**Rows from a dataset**
_ _ _
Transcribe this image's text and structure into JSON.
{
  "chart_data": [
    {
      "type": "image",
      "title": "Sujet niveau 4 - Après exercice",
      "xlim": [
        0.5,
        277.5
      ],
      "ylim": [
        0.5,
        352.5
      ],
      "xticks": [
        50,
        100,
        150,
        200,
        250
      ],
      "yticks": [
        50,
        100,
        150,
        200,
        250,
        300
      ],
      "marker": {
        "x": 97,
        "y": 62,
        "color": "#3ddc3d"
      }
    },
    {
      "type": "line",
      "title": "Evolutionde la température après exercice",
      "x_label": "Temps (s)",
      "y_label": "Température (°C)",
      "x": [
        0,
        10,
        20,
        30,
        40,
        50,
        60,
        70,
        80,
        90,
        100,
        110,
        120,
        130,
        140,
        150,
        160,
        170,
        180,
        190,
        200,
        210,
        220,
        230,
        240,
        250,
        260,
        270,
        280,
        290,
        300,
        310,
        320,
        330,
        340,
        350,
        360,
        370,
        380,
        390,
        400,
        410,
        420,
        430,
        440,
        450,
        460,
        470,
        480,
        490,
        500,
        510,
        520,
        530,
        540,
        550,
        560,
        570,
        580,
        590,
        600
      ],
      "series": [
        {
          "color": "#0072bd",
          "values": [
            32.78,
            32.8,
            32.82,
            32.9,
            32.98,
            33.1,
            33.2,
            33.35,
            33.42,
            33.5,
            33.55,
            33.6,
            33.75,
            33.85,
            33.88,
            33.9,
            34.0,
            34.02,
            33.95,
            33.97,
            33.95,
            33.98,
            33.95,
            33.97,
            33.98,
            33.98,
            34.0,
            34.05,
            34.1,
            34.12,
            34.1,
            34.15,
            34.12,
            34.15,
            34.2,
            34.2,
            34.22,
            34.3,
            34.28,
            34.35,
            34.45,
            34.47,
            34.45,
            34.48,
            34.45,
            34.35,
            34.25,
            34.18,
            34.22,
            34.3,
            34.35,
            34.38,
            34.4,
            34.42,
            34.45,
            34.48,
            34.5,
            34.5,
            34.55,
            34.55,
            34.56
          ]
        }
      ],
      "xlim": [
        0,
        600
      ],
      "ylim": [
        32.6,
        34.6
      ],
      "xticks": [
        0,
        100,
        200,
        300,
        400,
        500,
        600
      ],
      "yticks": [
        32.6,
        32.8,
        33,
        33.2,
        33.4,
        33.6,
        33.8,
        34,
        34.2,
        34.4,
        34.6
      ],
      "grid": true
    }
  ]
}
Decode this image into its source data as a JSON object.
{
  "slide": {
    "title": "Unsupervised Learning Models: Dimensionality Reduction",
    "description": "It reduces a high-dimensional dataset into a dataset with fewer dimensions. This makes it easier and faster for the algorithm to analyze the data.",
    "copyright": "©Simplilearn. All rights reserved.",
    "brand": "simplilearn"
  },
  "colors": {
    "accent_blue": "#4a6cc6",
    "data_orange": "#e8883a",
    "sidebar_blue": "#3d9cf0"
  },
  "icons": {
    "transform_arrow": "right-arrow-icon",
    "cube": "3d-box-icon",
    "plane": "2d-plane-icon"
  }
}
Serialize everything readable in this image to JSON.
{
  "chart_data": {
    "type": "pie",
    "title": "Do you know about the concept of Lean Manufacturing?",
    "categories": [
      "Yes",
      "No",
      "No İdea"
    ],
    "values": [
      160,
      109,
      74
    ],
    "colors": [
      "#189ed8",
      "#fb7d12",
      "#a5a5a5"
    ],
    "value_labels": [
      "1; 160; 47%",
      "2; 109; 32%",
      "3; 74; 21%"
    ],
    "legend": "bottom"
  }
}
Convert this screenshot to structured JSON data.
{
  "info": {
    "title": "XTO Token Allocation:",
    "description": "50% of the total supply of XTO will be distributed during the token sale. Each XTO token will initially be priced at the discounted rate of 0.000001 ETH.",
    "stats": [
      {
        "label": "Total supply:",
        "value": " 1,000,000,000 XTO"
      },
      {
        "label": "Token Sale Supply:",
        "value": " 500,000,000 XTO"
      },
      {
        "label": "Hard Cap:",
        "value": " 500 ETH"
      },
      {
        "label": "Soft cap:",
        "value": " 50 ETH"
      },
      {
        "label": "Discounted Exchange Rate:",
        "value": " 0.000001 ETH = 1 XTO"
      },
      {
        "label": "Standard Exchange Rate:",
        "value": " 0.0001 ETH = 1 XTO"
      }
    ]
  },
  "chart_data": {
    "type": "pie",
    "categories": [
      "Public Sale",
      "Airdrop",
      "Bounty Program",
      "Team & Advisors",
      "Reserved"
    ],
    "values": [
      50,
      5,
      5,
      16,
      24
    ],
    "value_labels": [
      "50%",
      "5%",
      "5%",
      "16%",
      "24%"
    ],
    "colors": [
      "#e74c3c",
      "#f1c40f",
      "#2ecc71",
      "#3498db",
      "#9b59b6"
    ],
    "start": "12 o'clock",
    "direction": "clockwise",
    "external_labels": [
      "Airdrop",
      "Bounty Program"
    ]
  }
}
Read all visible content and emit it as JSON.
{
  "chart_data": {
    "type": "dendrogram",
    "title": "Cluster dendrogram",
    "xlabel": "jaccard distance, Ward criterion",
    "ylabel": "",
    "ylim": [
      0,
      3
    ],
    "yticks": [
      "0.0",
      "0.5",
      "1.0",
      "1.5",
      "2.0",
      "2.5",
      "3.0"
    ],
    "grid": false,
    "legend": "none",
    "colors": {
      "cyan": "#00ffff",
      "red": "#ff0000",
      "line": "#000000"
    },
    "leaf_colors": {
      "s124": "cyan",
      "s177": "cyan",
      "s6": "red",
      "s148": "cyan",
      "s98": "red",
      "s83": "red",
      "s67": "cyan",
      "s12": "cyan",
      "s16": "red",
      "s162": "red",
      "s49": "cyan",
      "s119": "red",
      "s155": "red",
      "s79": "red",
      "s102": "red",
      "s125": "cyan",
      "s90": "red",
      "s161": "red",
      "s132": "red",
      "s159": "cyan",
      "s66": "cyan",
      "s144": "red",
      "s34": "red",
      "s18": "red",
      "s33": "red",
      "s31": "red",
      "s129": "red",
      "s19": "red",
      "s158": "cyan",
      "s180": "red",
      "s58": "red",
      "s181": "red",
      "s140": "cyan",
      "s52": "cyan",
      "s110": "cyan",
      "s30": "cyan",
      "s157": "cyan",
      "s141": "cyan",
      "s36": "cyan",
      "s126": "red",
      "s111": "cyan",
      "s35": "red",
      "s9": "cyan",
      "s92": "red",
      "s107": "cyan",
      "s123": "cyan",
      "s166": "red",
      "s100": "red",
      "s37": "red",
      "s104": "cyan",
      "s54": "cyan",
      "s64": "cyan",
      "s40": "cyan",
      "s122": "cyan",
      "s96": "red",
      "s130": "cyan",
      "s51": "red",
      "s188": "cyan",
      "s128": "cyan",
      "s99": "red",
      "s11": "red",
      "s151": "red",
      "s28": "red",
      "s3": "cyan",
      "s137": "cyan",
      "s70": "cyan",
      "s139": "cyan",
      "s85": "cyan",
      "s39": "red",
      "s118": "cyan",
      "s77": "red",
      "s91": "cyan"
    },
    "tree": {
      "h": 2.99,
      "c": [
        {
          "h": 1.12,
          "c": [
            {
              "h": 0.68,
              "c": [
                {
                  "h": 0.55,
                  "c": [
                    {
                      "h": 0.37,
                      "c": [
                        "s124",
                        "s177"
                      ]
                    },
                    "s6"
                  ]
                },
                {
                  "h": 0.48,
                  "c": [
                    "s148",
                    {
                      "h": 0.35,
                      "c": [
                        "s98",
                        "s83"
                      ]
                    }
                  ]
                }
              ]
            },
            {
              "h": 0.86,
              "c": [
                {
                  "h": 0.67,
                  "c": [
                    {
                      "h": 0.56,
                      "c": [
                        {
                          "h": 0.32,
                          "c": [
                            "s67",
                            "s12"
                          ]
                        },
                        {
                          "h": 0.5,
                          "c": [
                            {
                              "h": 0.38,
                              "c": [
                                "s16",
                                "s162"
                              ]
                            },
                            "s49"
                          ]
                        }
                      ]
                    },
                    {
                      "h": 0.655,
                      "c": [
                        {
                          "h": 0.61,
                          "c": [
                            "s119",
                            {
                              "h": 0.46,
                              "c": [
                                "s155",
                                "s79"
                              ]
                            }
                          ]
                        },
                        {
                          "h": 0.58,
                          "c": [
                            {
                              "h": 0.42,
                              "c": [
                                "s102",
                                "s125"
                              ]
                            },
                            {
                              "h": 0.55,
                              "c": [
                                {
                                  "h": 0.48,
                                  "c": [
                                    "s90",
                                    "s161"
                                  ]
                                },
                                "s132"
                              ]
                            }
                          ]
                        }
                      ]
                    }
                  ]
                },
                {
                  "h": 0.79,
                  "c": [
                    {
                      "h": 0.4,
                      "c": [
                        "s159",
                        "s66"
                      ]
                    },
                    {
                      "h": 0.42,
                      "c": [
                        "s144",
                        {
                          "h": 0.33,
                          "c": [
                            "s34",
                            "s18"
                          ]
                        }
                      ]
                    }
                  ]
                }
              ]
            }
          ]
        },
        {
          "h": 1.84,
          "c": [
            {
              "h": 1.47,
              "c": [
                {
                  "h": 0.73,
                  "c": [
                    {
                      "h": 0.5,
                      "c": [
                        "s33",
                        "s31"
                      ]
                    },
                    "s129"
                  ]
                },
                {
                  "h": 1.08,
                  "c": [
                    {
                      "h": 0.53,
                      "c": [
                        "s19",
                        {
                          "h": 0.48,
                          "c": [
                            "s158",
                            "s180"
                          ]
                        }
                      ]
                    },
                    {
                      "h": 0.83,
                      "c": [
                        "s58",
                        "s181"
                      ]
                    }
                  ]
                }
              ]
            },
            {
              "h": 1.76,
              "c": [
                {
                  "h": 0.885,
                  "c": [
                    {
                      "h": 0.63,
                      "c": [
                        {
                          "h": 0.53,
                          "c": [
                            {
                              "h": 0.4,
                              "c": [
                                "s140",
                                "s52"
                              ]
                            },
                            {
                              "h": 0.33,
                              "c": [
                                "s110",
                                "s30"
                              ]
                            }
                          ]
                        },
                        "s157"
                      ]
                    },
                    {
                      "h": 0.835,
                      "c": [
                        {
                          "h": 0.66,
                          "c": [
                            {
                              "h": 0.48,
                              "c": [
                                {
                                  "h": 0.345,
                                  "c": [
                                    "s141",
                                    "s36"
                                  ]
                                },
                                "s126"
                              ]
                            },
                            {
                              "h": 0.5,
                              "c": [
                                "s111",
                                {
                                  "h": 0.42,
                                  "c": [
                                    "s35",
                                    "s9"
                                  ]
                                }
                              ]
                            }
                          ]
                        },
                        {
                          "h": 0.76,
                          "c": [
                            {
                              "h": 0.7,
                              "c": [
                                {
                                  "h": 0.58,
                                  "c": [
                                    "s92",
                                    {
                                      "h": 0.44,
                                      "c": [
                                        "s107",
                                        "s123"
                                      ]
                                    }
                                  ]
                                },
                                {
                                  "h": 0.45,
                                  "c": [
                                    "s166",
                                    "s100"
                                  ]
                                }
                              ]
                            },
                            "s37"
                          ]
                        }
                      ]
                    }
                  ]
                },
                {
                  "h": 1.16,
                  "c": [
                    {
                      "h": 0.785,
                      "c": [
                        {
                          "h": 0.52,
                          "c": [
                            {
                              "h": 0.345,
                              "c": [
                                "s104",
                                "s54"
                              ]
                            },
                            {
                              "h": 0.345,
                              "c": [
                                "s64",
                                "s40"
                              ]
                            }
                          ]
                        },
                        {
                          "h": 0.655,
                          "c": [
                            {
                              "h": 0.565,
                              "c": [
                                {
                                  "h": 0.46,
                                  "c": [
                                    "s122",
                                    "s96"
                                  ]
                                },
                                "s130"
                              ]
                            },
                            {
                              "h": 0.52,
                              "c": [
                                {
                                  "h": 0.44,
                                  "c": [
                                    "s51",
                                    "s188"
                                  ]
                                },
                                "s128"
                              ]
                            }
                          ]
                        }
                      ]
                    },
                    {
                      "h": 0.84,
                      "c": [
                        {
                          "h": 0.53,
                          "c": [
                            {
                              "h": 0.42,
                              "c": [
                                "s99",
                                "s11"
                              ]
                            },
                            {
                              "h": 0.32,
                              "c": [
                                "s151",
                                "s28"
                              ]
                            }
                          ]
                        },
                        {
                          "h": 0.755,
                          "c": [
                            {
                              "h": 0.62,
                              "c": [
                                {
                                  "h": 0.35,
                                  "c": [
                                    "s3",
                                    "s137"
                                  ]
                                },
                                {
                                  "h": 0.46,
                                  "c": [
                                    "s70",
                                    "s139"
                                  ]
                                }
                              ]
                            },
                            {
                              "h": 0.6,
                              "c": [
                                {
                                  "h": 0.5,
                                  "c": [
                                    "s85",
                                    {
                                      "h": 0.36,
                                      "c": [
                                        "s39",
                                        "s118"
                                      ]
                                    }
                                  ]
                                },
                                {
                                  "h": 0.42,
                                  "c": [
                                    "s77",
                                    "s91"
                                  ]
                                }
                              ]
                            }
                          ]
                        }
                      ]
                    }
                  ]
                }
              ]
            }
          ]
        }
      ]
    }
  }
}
_ _ _
**What to produce**
Gather up the lines containing the word "type" from these records and copy them.

**Solution to this task**
      "type": "image",
      "type": "line",
    "type": "pie",
    "type": "pie",
    "type": "dendrogram",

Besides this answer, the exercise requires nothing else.